▸ TEXTE CHOISI:
____

Libanisation
Tawfik BOURGOU
- Le processus de déliquescence que connait la Tunisie est la conséquence de transferts sur le sol tunisien d’un ensemble de bras-de-fer qui ne concernent en rien le pays
- Après l’attaque de l’ambassade des Etats-Unis à Tunis, la bienveillance américaine vis-à-vis de l’islam politique n’a jamais fait défaut
- Pour Washington, la Tunisie n’a d’importance que dans le cadre d’un jeu stratégique planétaire… comme le Liban
- Depuis 2011, le Qatar et la Turquie -via leurs services de renseignements- ont entretenu une tête de pont islamiste qui a levé une armée de mercenaires djihadistes
- L’Etat tunisien démoli par l’islam politique a perdu toute capacité à s’opposer au processus de fragmentation
- L’Algérie dispose elle aussi de protectorats et de têtes de ponts en Tunisie et elle est allée jusqu’à pousser des milliers de subsahariens vers la Tunisie pour ôter au pays toute possibilité de renaissance
- Le Maroc, via des parties libyennes, veut régler ses comptes avec Alger en Tunisie et veut depuis 2011 détruire la Tunisie, et lui aussi a ses têtes de pont et ses protectorats via des associations subsahariennes
- Contrairement à certaines analyses, la France semble avoir quitté définitivement la Tunisie, qui est plus un problème pour Paris qu’un enjeu
TUNIS – UNIVERSNEWS –– J’ai pour le Liban le plus profond des respects et une affection particulière. La même affection que j’ai pour la Tunisie. A vrai dire, dans le monde arabe, les deux seuls pays pour lesquels j’ai une grande affection sont le Liban et la Tunisie. J’ai eu la chance et l’honneur de visiter le Liban. L’impression qu’il m’a offert à l’arrivée à Beyrouth c’est de sentir un lien de sang que je n’ai jamais senti ailleurs qu’en Tunisie.

____

▸ EXERCICE ÉCRIT 1:
Transcrivez telles quelles les lignes fournies, de la toute première jusqu'à celle qui contient "Text: 3: 3 bbox=[280, 145, 286, 155]", cette dernière comprise.
Le texte et les lignes fournies n'ont aucun lien entre eux.

____

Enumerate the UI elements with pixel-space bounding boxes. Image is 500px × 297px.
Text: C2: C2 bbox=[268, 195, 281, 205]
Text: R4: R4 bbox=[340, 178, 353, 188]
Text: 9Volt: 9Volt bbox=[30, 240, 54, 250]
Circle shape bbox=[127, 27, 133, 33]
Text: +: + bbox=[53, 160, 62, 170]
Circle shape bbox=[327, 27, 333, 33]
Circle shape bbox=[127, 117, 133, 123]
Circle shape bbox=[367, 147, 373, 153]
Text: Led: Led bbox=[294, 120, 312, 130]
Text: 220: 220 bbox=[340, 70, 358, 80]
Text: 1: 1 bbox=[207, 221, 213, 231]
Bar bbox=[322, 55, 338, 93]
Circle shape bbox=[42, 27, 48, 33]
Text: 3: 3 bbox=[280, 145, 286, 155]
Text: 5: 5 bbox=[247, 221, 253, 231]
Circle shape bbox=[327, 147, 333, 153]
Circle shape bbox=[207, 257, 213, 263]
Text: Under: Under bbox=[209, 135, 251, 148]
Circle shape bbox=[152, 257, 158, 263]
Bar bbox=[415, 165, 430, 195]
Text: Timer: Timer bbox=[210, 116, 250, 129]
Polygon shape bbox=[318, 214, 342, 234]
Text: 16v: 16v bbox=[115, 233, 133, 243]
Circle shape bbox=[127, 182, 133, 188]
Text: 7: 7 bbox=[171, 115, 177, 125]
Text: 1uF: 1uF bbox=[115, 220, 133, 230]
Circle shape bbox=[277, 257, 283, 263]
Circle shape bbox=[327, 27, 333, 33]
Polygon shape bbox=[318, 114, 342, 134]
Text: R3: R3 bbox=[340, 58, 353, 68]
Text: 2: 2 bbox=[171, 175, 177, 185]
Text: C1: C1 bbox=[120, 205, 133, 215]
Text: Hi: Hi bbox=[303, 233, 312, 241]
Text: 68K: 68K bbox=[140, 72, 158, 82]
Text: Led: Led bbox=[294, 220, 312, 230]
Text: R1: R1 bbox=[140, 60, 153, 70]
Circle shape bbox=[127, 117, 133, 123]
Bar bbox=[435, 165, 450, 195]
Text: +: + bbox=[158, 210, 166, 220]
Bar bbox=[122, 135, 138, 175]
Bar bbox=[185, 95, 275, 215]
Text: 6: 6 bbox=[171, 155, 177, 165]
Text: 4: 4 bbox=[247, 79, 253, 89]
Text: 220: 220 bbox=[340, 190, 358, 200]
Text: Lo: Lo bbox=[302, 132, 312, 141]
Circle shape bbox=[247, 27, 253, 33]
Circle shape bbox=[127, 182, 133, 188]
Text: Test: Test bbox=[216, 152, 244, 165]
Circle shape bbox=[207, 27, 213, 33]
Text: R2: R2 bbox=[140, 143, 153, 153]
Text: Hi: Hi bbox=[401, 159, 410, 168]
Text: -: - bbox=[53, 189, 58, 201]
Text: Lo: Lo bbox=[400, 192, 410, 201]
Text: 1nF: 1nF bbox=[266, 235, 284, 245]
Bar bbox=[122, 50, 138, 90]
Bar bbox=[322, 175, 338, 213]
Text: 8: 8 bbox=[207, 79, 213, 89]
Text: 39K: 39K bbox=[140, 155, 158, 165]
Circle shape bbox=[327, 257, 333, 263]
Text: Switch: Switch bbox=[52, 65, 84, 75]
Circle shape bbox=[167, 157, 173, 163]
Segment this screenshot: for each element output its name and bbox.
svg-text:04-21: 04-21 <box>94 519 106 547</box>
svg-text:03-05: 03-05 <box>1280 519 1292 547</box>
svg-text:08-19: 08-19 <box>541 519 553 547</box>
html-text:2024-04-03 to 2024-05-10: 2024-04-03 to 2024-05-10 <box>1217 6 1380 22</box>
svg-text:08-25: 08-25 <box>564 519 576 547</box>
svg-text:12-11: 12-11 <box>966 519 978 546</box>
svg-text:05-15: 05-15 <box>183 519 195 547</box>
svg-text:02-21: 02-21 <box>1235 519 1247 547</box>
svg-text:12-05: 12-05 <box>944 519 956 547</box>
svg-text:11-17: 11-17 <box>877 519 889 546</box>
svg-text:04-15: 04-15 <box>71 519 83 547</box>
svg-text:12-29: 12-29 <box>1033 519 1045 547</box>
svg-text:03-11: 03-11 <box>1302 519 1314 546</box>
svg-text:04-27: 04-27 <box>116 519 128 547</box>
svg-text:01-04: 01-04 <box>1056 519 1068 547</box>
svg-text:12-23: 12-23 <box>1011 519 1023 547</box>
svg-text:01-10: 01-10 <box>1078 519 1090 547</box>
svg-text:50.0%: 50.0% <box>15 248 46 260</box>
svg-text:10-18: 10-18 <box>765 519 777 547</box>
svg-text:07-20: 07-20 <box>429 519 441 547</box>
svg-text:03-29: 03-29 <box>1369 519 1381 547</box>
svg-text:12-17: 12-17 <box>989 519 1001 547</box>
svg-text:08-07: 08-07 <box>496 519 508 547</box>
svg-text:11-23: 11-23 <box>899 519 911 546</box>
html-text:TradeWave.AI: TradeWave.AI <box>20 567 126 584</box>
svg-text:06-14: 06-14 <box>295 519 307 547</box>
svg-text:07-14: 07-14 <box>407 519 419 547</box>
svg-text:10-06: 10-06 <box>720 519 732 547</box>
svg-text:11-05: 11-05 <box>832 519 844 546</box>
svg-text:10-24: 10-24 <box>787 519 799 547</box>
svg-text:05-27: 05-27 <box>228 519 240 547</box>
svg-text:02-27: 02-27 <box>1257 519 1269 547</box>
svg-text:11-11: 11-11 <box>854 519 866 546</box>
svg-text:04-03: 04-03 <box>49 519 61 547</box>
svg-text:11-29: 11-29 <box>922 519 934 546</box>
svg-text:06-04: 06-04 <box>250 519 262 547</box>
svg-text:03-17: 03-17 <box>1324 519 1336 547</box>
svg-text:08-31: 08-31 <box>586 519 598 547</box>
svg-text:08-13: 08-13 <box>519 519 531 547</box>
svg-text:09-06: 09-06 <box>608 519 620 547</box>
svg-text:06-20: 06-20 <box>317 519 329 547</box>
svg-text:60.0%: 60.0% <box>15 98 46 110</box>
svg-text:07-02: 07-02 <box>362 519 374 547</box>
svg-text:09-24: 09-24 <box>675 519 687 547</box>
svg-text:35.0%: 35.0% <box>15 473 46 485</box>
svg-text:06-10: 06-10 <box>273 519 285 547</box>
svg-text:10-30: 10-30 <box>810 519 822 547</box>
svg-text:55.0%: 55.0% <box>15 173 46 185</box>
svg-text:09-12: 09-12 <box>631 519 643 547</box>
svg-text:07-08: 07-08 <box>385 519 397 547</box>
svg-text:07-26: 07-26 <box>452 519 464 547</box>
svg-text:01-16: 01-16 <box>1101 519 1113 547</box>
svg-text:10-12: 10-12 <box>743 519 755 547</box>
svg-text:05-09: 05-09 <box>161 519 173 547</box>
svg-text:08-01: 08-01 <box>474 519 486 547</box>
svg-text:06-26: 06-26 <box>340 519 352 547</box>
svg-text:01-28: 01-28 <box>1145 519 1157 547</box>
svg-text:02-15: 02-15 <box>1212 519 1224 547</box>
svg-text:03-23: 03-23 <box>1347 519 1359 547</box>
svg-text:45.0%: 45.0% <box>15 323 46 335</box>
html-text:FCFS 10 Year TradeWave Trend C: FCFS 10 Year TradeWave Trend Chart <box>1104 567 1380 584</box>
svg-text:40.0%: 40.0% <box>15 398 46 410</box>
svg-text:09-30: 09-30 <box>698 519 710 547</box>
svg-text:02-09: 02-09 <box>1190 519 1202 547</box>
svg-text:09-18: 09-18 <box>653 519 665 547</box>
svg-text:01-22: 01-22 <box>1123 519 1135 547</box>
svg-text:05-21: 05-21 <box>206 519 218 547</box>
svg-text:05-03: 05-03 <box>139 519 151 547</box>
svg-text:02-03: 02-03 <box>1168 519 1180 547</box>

____

▸ EXERCICE ÉCRIT 2:
Traduisez en anglais cette phrase du texte sur la Tunisie et le Liban : « A vrai dire, dans le monde arabe, les deux seuls pays pour lesquels j'ai une grande affection sont le Liban et la Tunisie. »

▸ RÉSULTAT FINAL 1:
Enumerate the UI elements with pixel-space bounding boxes. Image is 500px × 297px.
Text: C2: C2 bbox=[268, 195, 281, 205]
Text: R4: R4 bbox=[340, 178, 353, 188]
Text: 9Volt: 9Volt bbox=[30, 240, 54, 250]
Circle shape bbox=[127, 27, 133, 33]
Text: +: + bbox=[53, 160, 62, 170]
Circle shape bbox=[327, 27, 333, 33]
Circle shape bbox=[127, 117, 133, 123]
Circle shape bbox=[367, 147, 373, 153]
Text: Led: Led bbox=[294, 120, 312, 130]
Text: 220: 220 bbox=[340, 70, 358, 80]
Text: 1: 1 bbox=[207, 221, 213, 231]
Bar bbox=[322, 55, 338, 93]
Circle shape bbox=[42, 27, 48, 33]
Text: 3: 3 bbox=[280, 145, 286, 155]

▸ RÉSULTAT FINAL 2:
To tell the truth, in the Arab world, the only two countries for which I have great affection are Lebanon and Tunisia.